PAGE EXCERPT –
━━━━━━━━

THK KR20 linear actuator

In photomacrography, especially in the studio/laboratory, it is essential to have some means to focus with a precision substantially higher than that provided by photographic bellows and focusing racks designed for use with a camera. To be really useful in photomacrography, a focusing rack must be able to carry the weight of a normal camera, lens and bellows without detectable sagging and vibration. It must focus smoothly without seizing and creeping, even when the camera is mounted vertically. It must allow a reliable focusing with a precision that varies, depending on magnification, from a few tens of μm to a few μm.

Since focus stacking is now commonly used in photomacrography, the focusing mechanism must be able to provide this precision repeatably, while being able to move the camera by a total travel of a few mm to about ten cm (the longer, the better). Since the length of the optics and extension tubes or bellows used in photomacrography is quite variable depending on magnification, focal length of the objective, and the use of a tube lens as well as its focal length, the amount of travel allowed by the focusing mechanism should be enough to accommodate this variable length.

━━━━━━━━

REQUIRED WORK –
A – Decide whether each statement below agrees with the photomacrography passage: (i) a focusing rack for photomacrography must carry a normal camera, lens and bellows without detectable sagging; (ii) the focusing mechanism should allow a total travel of at least one meter; (iii) the required focusing precision stays the same at every magnification. Answer yes or no for each and quote the deciding words.
B – Echo the photomacrography passage from the words "In photomacrography, especially" through the words "to a few μm.", starting at the first and stopping after the second.

DATA SEGMENT –
━━━━━━━━

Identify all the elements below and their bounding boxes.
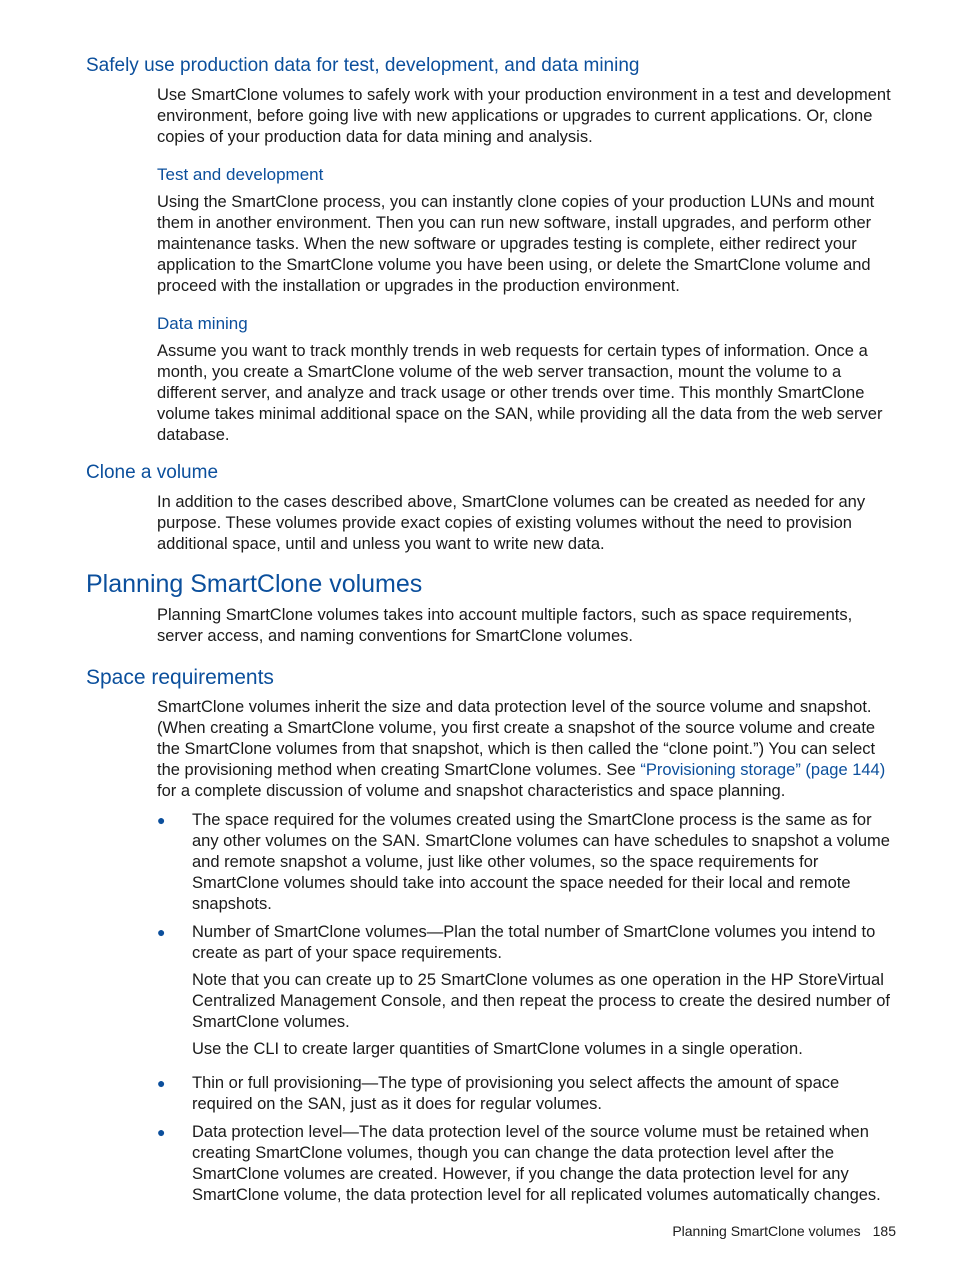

━━━━━━━━

WORKED ANSWERS –
A –
(i) Yes: "a focusing rack must be able to carry the weight of a normal camera, lens and bellows without detectable sagging and vibration."
(ii) No: "a total travel of a few mm to about ten cm (the longer, the better)."
(iii) No: "a precision that varies, depending on magnification, from a few tens of μm to a few μm."

B –
In photomacrography, especially in the studio/laboratory, it is essential to have some means to focus with a precision substantially higher than that provided by photographic bellows and focusing racks designed for use with a camera. To be really useful in photomacrography, a focusing rack must be able to carry the weight of a normal camera, lens and bellows without detectable sagging and vibration. It must focus smoothly without seizing and creeping, even when the camera is mounted vertically. It must allow a reliable focusing with a precision that varies, depending on magnification, from a few tens of μm to a few μm.